**Description of the task:** Skip any picture you find and retype all the remaining lines exactly.

## Start Data supplied

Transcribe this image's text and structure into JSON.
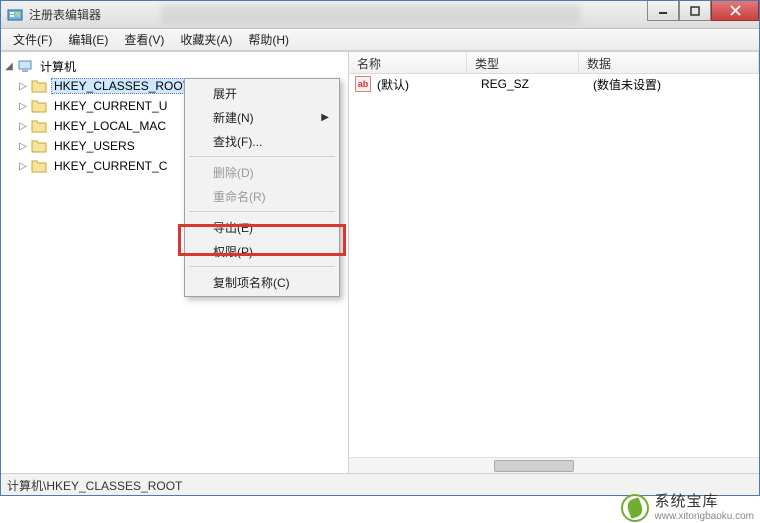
{
  "titlebar": {
    "title": "注册表编辑器"
  },
  "menubar": {
    "file": "文件(F)",
    "edit": "编辑(E)",
    "view": "查看(V)",
    "favorites": "收藏夹(A)",
    "help": "帮助(H)"
  },
  "tree": {
    "root": "计算机",
    "keys": [
      "HKEY_CLASSES_ROOT",
      "HKEY_CURRENT_U",
      "HKEY_LOCAL_MAC",
      "HKEY_USERS",
      "HKEY_CURRENT_C"
    ]
  },
  "list": {
    "headers": {
      "name": "名称",
      "type": "类型",
      "data": "数据"
    },
    "rows": [
      {
        "icon": "ab",
        "name": "(默认)",
        "type": "REG_SZ",
        "data": "(数值未设置)"
      }
    ]
  },
  "context_menu": {
    "expand": "展开",
    "new": "新建(N)",
    "find": "查找(F)...",
    "delete": "删除(D)",
    "rename": "重命名(R)",
    "export": "导出(E)",
    "permissions": "权限(P)...",
    "copy_key_name": "复制项名称(C)"
  },
  "statusbar": {
    "path": "计算机\\HKEY_CLASSES_ROOT"
  },
  "watermark": {
    "line1": "系统宝库",
    "line2": "www.xitongbaoku.com"
  }
}
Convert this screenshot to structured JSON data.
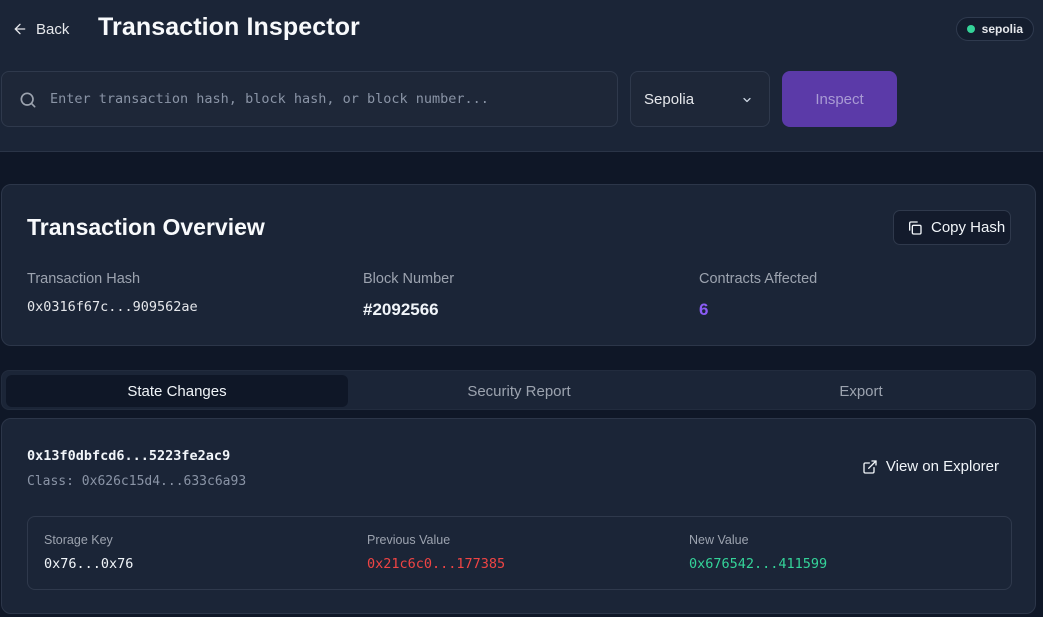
{
  "header": {
    "back_label": "Back",
    "title": "Transaction Inspector",
    "network_badge": "sepolia",
    "search_placeholder": "Enter transaction hash, block hash, or block number...",
    "search_value": "",
    "network_selected": "Sepolia",
    "inspect_label": "Inspect"
  },
  "overview": {
    "title": "Transaction Overview",
    "copy_label": "Copy Hash",
    "tx_hash_label": "Transaction Hash",
    "tx_hash_value": "0x0316f67c...909562ae",
    "block_label": "Block Number",
    "block_value": "#2092566",
    "contracts_label": "Contracts Affected",
    "contracts_value": "6"
  },
  "tabs": [
    {
      "label": "State Changes",
      "active": true
    },
    {
      "label": "Security Report",
      "active": false
    },
    {
      "label": "Export",
      "active": false
    }
  ],
  "state_change": {
    "address": "0x13f0dbfcd6...5223fe2ac9",
    "class_line": "Class: 0x626c15d4...633c6a93",
    "explorer_label": "View on Explorer",
    "storage": {
      "key_label": "Storage Key",
      "key_value": "0x76...0x76",
      "prev_label": "Previous Value",
      "prev_value": "0x21c6c0...177385",
      "new_label": "New Value",
      "new_value": "0x676542...411599"
    }
  },
  "colors": {
    "accent": "#5b3aa8",
    "contracts_count": "#8b5cf6",
    "previous_value": "#ef4444",
    "new_value": "#34d399",
    "network_dot": "#34d399"
  },
  "icons": [
    "arrow-left-icon",
    "search-icon",
    "chevron-down-icon",
    "copy-icon",
    "external-link-icon"
  ]
}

## End Data supplied

**Response:**
Transcribe this image's text and structure into JSON.
{
  "titlebar": {
    "title": "注册表编辑器"
  },
  "menubar": {
    "file": "文件(F)",
    "edit": "编辑(E)",
    "view": "查看(V)",
    "favorites": "收藏夹(A)",
    "help": "帮助(H)"
  },
  "tree": {
    "root": "计算机",
    "keys": [
      "HKEY_CLASSES_ROOT",
      "HKEY_CURRENT_U",
      "HKEY_LOCAL_MAC",
      "HKEY_USERS",
      "HKEY_CURRENT_C"
    ]
  },
  "list": {
    "headers": {
      "name": "名称",
      "type": "类型",
      "data": "数据"
    },
    "rows": [
      {
        "icon": "ab",
        "name": "(默认)",
        "type": "REG_SZ",
        "data": "(数值未设置)"
      }
    ]
  },
  "context_menu": {
    "expand": "展开",
    "new": "新建(N)",
    "find": "查找(F)...",
    "delete": "删除(D)",
    "rename": "重命名(R)",
    "export": "导出(E)",
    "permissions": "权限(P)...",
    "copy_key_name": "复制项名称(C)"
  },
  "statusbar": {
    "path": "计算机\\HKEY_CLASSES_ROOT"
  },
  "watermark": {
    "line1": "系统宝库",
    "line2": "www.xitongbaoku.com"
  }
}
Convert this screenshot to structured JSON data.
{
  "header": {
    "back_label": "Back",
    "title": "Transaction Inspector",
    "network_badge": "sepolia",
    "search_placeholder": "Enter transaction hash, block hash, or block number...",
    "search_value": "",
    "network_selected": "Sepolia",
    "inspect_label": "Inspect"
  },
  "overview": {
    "title": "Transaction Overview",
    "copy_label": "Copy Hash",
    "tx_hash_label": "Transaction Hash",
    "tx_hash_value": "0x0316f67c...909562ae",
    "block_label": "Block Number",
    "block_value": "#2092566",
    "contracts_label": "Contracts Affected",
    "contracts_value": "6"
  },
  "tabs": [
    {
      "label": "State Changes",
      "active": true
    },
    {
      "label": "Security Report",
      "active": false
    },
    {
      "label": "Export",
      "active": false
    }
  ],
  "state_change": {
    "address": "0x13f0dbfcd6...5223fe2ac9",
    "class_line": "Class: 0x626c15d4...633c6a93",
    "explorer_label": "View on Explorer",
    "storage": {
      "key_label": "Storage Key",
      "key_value": "0x76...0x76",
      "prev_label": "Previous Value",
      "prev_value": "0x21c6c0...177385",
      "new_label": "New Value",
      "new_value": "0x676542...411599"
    }
  },
  "colors": {
    "accent": "#5b3aa8",
    "contracts_count": "#8b5cf6",
    "previous_value": "#ef4444",
    "new_value": "#34d399",
    "network_dot": "#34d399"
  },
  "icons": [
    "arrow-left-icon",
    "search-icon",
    "chevron-down-icon",
    "copy-icon",
    "external-link-icon"
  ]
}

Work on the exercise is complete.